• Exercise goal:
The records underneath are to be repeated exactly, with the pictures left out.

• Record set:
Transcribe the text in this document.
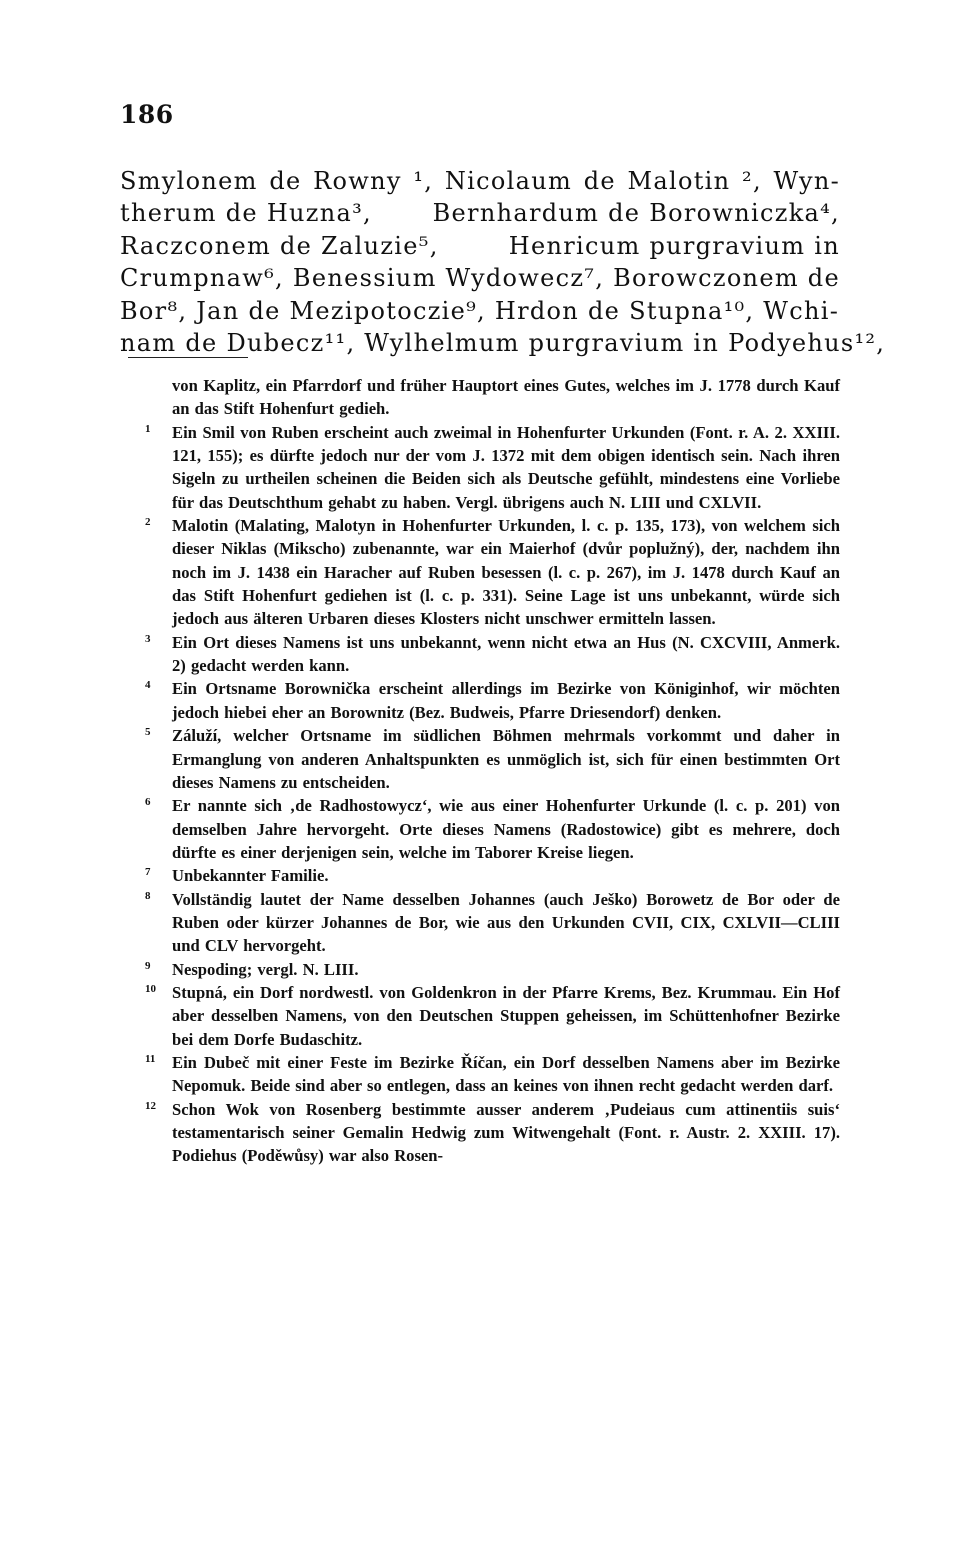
186
Smylonem de Rowny ¹, Nicolaum de Malotin ², Wyn-
therum de Huzna³,	Bernhardum de Borowniczka⁴,
Raczconem de Zaluzie⁵,	Henricum purgravium in
Crumpnaw⁶, Benessium Wydowecz⁷, Borowczonem de
Bor⁸, Jan de Mezipotoczie⁹, Hrdon de Stupna¹⁰, Wchi-
nam de Dubecz¹¹, Wylhelmum purgravium in Podyehus¹²,
von Kaplitz, ein Pfarrdorf und früher Hauptort eines Gutes, welches im J. 1778 durch Kauf an das Stift Hohenfurt gedieh.
1 Ein Smil von Ruben erscheint auch zweimal in Hohenfurter Urkunden (Font. r. A. 2. XXIII. 121, 155); es dürfte jedoch nur der vom J. 1372 mit dem obigen identisch sein. Nach ihren Sigeln zu urtheilen scheinen die Beiden sich als Deutsche gefühlt, mindestens eine Vorliebe für das Deutschthum gehabt zu haben. Vergl. übrigens auch N. LIII und CXLVII.
2 Malotin (Malating, Malotyn in Hohenfurter Urkunden, l. c. p. 135, 173), von welchem sich dieser Niklas (Mikscho) zubenannte, war ein Maierhof (dvůr poplužný), der, nachdem ihn noch im J. 1438 ein Haracher auf Ruben besessen (l. c. p. 267), im J. 1478 durch Kauf an das Stift Hohenfurt gediehen ist (l. c. p. 331). Seine Lage ist uns unbekannt, würde sich jedoch aus älteren Urbaren dieses Klosters nicht unschwer ermitteln lassen.
3 Ein Ort dieses Namens ist uns unbekannt, wenn nicht etwa an Hus (N. CXCVIII, Anmerk. 2) gedacht werden kann.
4 Ein Ortsname Borownička erscheint allerdings im Bezirke von Königinhof, wir möchten jedoch hiebei eher an Borownitz (Bez. Budweis, Pfarre Driesendorf) denken.
5 Záluží, welcher Ortsname im südlichen Böhmen mehrmals vorkommt und daher in Ermanglung von anderen Anhaltspunkten es unmöglich ist, sich für einen bestimmten Ort dieses Namens zu entscheiden.
6 Er nannte sich ‚de Radhostowycz‘, wie aus einer Hohenfurter Urkunde (l. c. p. 201) von demselben Jahre hervorgeht. Orte dieses Namens (Radostowice) gibt es mehrere, doch dürfte es einer derjenigen sein, welche im Taborer Kreise liegen.
7 Unbekannter Familie.
8 Vollständig lautet der Name desselben Johannes (auch Ješko) Borowetz de Bor oder de Ruben oder kürzer Johannes de Bor, wie aus den Urkunden CVII, CIX, CXLVII—CLIII und CLV hervorgeht.
9 Nespoding; vergl. N. LIII.
10 Stupná, ein Dorf nordwestl. von Goldenkron in der Pfarre Krems, Bez. Krummau. Ein Hof aber desselben Namens, von den Deutschen Stuppen geheissen, im Schüttenhofner Bezirke bei dem Dorfe Budaschitz.
11 Ein Dubeč mit einer Feste im Bezirke Říčan, ein Dorf desselben Namens aber im Bezirke Nepomuk. Beide sind aber so entlegen, dass an keines von ihnen recht gedacht werden darf.
12 Schon Wok von Rosenberg bestimmte ausser anderem ‚Pudeiaus cum attinentiis suis‘ testamentarisch seiner Gemalin Hedwig zum Witwengehalt (Font. r. Austr. 2. XXIII. 17). Podiehus (Poděwůsy) war also Rosen-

• Worked solution:
Transcribe the text in this document.
186
Smylonem de Rowny ¹, Nicolaum de Malotin ², Wyn-
therum de Huzna³,	Bernhardum de Borowniczka⁴,
Raczconem de Zaluzie⁵,	Henricum purgravium in
Crumpnaw⁶, Benessium Wydowecz⁷, Borowczonem de
Bor⁸, Jan de Mezipotoczie⁹, Hrdon de Stupna¹⁰, Wchi-
nam de Dubecz¹¹, Wylhelmum purgravium in Podyehus¹²,
von Kaplitz, ein Pfarrdorf und früher Hauptort eines Gutes, welches im J. 1778 durch Kauf an das Stift Hohenfurt gedieh.
1 Ein Smil von Ruben erscheint auch zweimal in Hohenfurter Urkunden (Font. r. A. 2. XXIII. 121, 155); es dürfte jedoch nur der vom J. 1372 mit dem obigen identisch sein. Nach ihren Sigeln zu urtheilen scheinen die Beiden sich als Deutsche gefühlt, mindestens eine Vorliebe für das Deutschthum gehabt zu haben. Vergl. übrigens auch N. LIII und CXLVII.
2 Malotin (Malating, Malotyn in Hohenfurter Urkunden, l. c. p. 135, 173), von welchem sich dieser Niklas (Mikscho) zubenannte, war ein Maierhof (dvůr poplužný), der, nachdem ihn noch im J. 1438 ein Haracher auf Ruben besessen (l. c. p. 267), im J. 1478 durch Kauf an das Stift Hohenfurt gediehen ist (l. c. p. 331). Seine Lage ist uns unbekannt, würde sich jedoch aus älteren Urbaren dieses Klosters nicht unschwer ermitteln lassen.
3 Ein Ort dieses Namens ist uns unbekannt, wenn nicht etwa an Hus (N. CXCVIII, Anmerk. 2) gedacht werden kann.
4 Ein Ortsname Borownička erscheint allerdings im Bezirke von Königinhof, wir möchten jedoch hiebei eher an Borownitz (Bez. Budweis, Pfarre Driesendorf) denken.
5 Záluží, welcher Ortsname im südlichen Böhmen mehrmals vorkommt und daher in Ermanglung von anderen Anhaltspunkten es unmöglich ist, sich für einen bestimmten Ort dieses Namens zu entscheiden.
6 Er nannte sich ‚de Radhostowycz‘, wie aus einer Hohenfurter Urkunde (l. c. p. 201) von demselben Jahre hervorgeht. Orte dieses Namens (Radostowice) gibt es mehrere, doch dürfte es einer derjenigen sein, welche im Taborer Kreise liegen.
7 Unbekannter Familie.
8 Vollständig lautet der Name desselben Johannes (auch Ješko) Borowetz de Bor oder de Ruben oder kürzer Johannes de Bor, wie aus den Urkunden CVII, CIX, CXLVII—CLIII und CLV hervorgeht.
9 Nespoding; vergl. N. LIII.
10 Stupná, ein Dorf nordwestl. von Goldenkron in der Pfarre Krems, Bez. Krummau. Ein Hof aber desselben Namens, von den Deutschen Stuppen geheissen, im Schüttenhofner Bezirke bei dem Dorfe Budaschitz.
11 Ein Dubeč mit einer Feste im Bezirke Říčan, ein Dorf desselben Namens aber im Bezirke Nepomuk. Beide sind aber so entlegen, dass an keines von ihnen recht gedacht werden darf.
12 Schon Wok von Rosenberg bestimmte ausser anderem ‚Pudeiaus cum attinentiis suis‘ testamentarisch seiner Gemalin Hedwig zum Witwengehalt (Font. r. Austr. 2. XXIII. 17). Podiehus (Poděwůsy) war also Rosen-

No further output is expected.